+++ Provided data
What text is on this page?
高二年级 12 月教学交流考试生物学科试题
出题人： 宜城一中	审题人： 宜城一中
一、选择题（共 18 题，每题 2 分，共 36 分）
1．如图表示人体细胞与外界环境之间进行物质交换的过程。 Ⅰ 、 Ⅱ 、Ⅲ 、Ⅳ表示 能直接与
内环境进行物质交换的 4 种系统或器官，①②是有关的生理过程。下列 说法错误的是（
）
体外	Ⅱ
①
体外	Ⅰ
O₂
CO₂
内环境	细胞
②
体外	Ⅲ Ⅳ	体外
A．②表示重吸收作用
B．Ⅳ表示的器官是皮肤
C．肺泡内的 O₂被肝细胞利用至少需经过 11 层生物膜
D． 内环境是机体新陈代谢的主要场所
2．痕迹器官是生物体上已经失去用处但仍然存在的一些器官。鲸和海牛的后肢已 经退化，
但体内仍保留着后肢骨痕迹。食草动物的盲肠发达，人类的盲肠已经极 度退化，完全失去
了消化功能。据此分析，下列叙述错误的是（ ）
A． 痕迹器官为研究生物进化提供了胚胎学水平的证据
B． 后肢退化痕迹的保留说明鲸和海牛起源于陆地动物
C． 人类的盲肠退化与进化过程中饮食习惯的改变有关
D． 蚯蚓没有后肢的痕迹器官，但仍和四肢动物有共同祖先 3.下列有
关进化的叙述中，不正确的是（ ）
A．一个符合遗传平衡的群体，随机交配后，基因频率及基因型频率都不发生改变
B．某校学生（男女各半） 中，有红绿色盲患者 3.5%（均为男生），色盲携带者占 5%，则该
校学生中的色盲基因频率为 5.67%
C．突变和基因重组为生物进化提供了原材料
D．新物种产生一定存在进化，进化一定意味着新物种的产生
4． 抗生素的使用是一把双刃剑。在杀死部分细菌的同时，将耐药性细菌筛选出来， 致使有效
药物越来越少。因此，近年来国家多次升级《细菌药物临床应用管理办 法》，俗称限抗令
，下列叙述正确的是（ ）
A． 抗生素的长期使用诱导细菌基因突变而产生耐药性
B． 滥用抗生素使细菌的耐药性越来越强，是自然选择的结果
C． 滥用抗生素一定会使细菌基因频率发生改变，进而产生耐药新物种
++++++
§ Exercise directions: From the preceding material, extract every line exactly.

§ Exercise result:
What text is on this page?
高二年级 12 月教学交流考试生物学科试题
出题人： 宜城一中	审题人： 宜城一中
一、选择题（共 18 题，每题 2 分，共 36 分）
1．如图表示人体细胞与外界环境之间进行物质交换的过程。 Ⅰ 、 Ⅱ 、Ⅲ 、Ⅳ表示 能直接与
内环境进行物质交换的 4 种系统或器官，①②是有关的生理过程。下列 说法错误的是（
）
体外	Ⅱ
①
体外	Ⅰ
O₂
CO₂
内环境	细胞
②
体外	Ⅲ Ⅳ	体外
A．②表示重吸收作用
B．Ⅳ表示的器官是皮肤
C．肺泡内的 O₂被肝细胞利用至少需经过 11 层生物膜
D． 内环境是机体新陈代谢的主要场所
2．痕迹器官是生物体上已经失去用处但仍然存在的一些器官。鲸和海牛的后肢已 经退化，
但体内仍保留着后肢骨痕迹。食草动物的盲肠发达，人类的盲肠已经极 度退化，完全失去
了消化功能。据此分析，下列叙述错误的是（ ）
A． 痕迹器官为研究生物进化提供了胚胎学水平的证据
B． 后肢退化痕迹的保留说明鲸和海牛起源于陆地动物
C． 人类的盲肠退化与进化过程中饮食习惯的改变有关
D． 蚯蚓没有后肢的痕迹器官，但仍和四肢动物有共同祖先 3.下列有
关进化的叙述中，不正确的是（ ）
A．一个符合遗传平衡的群体，随机交配后，基因频率及基因型频率都不发生改变
B．某校学生（男女各半） 中，有红绿色盲患者 3.5%（均为男生），色盲携带者占 5%，则该
校学生中的色盲基因频率为 5.67%
C．突变和基因重组为生物进化提供了原材料
D．新物种产生一定存在进化，进化一定意味着新物种的产生
4． 抗生素的使用是一把双刃剑。在杀死部分细菌的同时，将耐药性细菌筛选出来， 致使有效
药物越来越少。因此，近年来国家多次升级《细菌药物临床应用管理办 法》，俗称限抗令
，下列叙述正确的是（ ）
A． 抗生素的长期使用诱导细菌基因突变而产生耐药性
B． 滥用抗生素使细菌的耐药性越来越强，是自然选择的结果
C． 滥用抗生素一定会使细菌基因频率发生改变，进而产生耐药新物种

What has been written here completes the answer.